▶ [Work instructions]:
Work out how many lines in the listing below include the word "name"; answer with the number alone.

:::::

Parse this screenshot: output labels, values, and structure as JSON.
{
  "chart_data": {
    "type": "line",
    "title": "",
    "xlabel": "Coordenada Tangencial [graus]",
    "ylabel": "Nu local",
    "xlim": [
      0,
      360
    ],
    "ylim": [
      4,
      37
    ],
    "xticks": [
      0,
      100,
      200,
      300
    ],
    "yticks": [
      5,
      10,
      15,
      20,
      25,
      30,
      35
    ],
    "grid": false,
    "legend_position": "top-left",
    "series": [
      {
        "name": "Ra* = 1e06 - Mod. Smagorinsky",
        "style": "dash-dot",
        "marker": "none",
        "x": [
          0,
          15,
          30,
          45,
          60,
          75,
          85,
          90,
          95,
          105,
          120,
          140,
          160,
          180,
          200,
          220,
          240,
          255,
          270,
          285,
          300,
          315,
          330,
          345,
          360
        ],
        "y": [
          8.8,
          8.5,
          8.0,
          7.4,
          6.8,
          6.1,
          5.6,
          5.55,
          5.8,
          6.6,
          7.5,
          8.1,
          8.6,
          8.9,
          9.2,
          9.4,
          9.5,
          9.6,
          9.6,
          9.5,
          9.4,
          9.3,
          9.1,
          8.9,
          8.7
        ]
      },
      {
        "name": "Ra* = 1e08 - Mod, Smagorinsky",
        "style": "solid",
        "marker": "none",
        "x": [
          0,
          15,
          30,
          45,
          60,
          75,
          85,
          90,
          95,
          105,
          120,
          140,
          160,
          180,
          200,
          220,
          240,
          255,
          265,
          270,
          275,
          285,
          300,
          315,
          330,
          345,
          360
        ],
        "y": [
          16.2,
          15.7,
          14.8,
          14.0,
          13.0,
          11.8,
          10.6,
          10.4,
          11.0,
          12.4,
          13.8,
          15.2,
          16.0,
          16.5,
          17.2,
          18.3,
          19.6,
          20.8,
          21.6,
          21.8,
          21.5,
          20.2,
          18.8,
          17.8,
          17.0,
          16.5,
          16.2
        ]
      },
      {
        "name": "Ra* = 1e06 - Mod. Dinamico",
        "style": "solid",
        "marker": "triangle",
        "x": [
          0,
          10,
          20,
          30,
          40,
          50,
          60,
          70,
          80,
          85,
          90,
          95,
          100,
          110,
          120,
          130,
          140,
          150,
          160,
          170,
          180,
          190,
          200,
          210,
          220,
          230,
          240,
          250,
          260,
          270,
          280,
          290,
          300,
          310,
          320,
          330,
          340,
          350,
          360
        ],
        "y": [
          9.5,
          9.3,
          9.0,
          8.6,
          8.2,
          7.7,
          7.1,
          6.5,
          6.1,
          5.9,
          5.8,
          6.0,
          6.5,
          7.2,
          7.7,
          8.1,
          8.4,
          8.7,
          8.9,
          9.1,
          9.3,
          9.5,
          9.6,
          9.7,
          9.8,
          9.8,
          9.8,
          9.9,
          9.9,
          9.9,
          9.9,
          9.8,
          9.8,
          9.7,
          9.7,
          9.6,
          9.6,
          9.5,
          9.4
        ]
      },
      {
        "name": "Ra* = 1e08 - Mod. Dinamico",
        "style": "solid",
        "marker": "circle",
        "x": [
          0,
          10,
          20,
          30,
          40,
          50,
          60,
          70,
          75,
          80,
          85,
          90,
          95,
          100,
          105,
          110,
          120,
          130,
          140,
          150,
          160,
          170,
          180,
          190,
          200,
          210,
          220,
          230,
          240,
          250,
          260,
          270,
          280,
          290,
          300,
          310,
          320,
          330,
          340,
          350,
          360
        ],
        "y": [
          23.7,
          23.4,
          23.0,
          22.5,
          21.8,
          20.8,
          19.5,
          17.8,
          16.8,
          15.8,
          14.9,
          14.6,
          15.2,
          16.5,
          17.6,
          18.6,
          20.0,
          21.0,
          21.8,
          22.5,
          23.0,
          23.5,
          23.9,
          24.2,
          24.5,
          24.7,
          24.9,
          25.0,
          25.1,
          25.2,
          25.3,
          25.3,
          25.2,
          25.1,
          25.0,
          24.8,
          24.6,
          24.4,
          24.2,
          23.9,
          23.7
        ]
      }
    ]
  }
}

:::::

▶ [Solution to the problem]:
4